** START SOURCE RECORDS **

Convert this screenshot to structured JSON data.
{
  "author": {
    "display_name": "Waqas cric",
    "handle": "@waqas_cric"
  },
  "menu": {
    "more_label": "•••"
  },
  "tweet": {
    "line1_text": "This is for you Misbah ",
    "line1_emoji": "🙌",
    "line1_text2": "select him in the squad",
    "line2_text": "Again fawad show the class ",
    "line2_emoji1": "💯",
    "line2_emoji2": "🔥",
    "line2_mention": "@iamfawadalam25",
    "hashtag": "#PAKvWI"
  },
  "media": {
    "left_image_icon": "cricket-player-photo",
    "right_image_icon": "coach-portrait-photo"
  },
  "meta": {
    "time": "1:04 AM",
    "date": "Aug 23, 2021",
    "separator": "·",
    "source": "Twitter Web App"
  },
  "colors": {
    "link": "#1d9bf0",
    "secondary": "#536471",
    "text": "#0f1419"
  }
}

** END SOURCE RECORDS **

[PROBLEM TO SOLVE] Count the lines in the entries that hold the word "photo", and give nothing but the total.

[SOLUTION FOR THIS EXERCISE] 2